**INSTRUCTION**
Copy whichever lines contain the string "disabilities".

**RECORDS FOR THE TASK**
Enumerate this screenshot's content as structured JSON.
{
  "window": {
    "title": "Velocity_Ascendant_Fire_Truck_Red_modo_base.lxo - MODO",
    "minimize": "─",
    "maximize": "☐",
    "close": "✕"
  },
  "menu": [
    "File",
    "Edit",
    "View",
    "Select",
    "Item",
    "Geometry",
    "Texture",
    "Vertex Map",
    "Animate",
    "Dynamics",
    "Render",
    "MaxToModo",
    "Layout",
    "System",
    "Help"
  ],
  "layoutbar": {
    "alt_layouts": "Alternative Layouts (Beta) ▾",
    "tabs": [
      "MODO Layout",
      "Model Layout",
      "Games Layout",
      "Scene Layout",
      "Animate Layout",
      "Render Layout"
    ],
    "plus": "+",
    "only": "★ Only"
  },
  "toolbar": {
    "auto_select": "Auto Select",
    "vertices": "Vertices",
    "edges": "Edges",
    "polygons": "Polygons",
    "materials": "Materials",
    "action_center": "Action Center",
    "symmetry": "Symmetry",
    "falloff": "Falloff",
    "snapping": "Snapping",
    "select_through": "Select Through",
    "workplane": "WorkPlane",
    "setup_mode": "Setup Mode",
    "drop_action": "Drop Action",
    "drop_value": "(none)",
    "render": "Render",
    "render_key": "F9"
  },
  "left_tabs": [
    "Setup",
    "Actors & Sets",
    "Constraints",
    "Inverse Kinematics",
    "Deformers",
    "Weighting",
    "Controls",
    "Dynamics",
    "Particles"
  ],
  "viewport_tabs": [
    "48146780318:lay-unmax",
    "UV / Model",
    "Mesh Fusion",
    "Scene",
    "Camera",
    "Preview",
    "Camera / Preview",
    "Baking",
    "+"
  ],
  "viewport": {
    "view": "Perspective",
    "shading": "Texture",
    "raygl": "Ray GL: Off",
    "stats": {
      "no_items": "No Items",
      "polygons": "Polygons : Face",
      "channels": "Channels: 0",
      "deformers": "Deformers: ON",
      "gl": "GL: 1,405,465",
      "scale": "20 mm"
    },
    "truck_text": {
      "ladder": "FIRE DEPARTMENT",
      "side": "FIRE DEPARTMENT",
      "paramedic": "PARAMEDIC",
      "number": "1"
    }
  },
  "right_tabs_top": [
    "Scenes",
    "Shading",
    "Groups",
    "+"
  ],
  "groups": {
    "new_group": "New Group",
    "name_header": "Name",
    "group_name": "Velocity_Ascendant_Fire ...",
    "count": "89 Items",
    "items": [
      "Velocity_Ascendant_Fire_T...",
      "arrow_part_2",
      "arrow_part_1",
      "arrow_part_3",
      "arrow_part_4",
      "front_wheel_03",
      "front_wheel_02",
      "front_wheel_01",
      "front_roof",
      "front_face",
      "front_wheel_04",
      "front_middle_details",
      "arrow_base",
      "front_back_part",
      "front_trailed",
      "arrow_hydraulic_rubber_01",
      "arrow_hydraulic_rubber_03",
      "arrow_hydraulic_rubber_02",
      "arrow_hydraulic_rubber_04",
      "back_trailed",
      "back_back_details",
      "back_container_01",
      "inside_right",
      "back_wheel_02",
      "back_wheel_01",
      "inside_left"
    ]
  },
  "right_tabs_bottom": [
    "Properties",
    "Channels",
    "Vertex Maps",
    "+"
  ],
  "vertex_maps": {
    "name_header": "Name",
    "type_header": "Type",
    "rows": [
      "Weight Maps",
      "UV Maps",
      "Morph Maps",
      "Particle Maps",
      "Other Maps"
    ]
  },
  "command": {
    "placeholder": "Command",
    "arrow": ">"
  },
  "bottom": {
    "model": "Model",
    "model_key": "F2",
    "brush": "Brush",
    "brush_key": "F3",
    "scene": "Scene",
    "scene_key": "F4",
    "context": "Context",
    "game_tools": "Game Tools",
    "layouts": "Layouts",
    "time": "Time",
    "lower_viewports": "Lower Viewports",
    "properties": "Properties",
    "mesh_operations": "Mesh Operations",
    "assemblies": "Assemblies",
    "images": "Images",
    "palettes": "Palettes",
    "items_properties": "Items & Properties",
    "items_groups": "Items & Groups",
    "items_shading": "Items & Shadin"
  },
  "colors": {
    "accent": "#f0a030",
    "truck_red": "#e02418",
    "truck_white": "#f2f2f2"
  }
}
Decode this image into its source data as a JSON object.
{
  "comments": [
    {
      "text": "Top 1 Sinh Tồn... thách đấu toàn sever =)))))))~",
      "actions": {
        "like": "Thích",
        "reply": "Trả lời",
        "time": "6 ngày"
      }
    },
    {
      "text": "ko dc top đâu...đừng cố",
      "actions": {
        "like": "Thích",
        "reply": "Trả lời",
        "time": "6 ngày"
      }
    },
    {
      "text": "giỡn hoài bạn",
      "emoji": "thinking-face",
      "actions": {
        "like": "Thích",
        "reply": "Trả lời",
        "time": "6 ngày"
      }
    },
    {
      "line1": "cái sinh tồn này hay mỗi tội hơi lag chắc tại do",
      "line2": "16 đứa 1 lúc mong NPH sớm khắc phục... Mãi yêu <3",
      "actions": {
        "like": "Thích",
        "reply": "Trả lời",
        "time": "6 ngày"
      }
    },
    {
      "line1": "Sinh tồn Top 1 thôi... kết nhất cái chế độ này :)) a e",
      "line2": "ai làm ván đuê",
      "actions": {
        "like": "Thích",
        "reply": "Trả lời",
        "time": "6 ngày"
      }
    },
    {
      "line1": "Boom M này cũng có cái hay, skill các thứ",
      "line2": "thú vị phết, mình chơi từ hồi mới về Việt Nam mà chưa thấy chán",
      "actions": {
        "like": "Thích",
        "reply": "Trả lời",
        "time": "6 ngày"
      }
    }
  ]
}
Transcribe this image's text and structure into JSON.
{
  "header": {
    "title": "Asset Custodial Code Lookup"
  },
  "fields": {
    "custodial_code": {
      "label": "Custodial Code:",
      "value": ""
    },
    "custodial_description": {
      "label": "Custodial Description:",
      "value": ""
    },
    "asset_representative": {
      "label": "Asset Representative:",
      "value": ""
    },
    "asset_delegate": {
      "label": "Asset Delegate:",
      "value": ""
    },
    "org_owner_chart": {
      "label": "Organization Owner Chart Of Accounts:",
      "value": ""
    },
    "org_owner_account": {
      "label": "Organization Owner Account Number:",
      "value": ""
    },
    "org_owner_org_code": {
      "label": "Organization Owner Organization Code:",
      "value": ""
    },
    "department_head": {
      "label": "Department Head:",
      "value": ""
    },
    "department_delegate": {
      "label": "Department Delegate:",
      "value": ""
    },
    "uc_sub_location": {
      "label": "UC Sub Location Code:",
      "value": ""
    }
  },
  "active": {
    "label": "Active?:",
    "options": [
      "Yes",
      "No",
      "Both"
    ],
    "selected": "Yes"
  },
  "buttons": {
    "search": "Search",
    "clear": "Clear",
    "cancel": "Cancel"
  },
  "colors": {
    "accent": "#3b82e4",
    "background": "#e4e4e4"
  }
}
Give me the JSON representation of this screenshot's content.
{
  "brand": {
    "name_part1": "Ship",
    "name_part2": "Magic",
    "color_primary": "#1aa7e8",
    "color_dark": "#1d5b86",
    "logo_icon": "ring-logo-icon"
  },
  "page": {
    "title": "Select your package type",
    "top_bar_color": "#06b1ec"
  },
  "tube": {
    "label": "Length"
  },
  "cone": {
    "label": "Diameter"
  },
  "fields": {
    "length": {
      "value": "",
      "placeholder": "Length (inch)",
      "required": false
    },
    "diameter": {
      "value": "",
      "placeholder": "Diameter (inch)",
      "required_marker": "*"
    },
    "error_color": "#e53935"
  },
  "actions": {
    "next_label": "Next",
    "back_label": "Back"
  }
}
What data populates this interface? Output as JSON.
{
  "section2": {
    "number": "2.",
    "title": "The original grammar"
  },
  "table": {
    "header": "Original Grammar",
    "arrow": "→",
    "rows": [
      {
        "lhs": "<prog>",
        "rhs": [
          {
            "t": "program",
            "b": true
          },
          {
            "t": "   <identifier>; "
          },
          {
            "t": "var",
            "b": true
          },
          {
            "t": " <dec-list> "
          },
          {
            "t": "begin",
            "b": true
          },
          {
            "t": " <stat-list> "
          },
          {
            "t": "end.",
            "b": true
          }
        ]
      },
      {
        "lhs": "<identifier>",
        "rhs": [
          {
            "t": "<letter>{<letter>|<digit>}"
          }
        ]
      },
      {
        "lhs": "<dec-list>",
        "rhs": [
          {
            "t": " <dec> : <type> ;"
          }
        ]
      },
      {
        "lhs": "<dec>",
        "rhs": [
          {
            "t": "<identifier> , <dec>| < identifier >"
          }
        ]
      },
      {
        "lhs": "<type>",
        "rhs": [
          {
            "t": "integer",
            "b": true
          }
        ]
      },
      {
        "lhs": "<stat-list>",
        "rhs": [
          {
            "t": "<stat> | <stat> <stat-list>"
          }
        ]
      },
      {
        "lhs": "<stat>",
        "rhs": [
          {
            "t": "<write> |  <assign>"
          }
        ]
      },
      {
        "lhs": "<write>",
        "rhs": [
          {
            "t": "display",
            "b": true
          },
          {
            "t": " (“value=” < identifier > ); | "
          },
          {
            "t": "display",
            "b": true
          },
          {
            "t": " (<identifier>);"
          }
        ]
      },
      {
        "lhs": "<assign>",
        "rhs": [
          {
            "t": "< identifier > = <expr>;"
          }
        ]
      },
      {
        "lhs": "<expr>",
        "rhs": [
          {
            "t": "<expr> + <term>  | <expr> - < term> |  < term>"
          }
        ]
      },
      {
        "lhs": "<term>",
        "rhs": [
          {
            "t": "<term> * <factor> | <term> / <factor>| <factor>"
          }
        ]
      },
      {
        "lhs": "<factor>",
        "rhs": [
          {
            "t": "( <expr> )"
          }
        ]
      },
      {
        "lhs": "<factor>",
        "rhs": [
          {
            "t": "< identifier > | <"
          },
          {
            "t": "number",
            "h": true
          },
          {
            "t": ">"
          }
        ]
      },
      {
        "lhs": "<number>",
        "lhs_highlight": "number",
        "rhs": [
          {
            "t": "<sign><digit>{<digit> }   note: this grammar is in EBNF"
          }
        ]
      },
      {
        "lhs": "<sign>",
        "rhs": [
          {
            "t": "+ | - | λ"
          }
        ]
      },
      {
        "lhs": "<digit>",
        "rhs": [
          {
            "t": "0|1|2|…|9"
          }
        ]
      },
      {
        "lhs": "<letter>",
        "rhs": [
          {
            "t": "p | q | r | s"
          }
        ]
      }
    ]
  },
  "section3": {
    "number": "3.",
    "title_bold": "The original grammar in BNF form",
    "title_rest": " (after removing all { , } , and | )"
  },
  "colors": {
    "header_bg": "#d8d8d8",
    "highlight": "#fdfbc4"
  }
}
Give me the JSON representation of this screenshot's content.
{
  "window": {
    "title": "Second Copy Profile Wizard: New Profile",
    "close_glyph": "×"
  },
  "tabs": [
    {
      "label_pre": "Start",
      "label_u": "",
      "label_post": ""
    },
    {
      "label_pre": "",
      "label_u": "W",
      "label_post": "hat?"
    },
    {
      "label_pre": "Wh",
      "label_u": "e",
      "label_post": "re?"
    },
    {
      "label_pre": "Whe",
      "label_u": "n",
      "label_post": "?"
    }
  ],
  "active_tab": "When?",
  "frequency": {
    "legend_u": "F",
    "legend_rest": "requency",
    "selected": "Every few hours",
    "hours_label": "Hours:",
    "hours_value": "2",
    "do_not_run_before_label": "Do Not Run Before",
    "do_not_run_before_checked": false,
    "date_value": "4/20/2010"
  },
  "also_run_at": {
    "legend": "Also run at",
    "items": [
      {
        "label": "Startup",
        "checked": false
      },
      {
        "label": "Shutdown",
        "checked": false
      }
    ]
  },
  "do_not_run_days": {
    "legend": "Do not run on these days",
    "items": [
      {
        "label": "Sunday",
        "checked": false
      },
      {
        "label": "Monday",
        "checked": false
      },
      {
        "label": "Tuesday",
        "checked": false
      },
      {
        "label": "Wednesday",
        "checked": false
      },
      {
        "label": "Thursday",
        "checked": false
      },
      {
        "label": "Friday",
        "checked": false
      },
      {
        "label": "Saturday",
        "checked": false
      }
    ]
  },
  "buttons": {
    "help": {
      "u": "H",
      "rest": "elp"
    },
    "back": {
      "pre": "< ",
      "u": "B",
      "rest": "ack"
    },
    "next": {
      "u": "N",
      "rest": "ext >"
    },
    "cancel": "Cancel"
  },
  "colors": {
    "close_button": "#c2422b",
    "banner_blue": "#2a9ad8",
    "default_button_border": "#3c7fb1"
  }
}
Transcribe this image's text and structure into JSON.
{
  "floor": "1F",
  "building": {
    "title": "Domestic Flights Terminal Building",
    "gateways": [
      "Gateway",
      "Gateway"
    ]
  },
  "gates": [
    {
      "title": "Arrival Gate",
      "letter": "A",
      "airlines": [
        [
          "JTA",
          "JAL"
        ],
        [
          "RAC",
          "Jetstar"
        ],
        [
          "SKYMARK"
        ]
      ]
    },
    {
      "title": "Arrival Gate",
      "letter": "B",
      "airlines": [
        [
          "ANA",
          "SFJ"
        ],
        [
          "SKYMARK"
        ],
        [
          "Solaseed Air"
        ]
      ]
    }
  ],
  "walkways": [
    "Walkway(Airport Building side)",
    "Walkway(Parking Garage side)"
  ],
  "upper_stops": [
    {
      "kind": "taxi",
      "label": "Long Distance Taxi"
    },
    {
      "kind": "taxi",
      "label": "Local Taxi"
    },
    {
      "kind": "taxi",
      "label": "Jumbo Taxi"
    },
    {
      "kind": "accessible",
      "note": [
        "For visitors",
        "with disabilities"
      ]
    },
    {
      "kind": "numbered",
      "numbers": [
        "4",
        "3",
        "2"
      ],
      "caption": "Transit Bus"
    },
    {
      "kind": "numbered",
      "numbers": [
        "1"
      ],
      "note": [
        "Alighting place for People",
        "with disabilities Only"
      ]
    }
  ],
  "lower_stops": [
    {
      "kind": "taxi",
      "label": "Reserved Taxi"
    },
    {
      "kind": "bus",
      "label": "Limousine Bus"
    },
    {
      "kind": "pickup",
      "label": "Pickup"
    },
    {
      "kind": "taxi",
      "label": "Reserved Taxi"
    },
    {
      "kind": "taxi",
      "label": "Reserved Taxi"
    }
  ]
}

**EXERCISE SOLUTION**
        "with disabilities"
        "with disabilities Only"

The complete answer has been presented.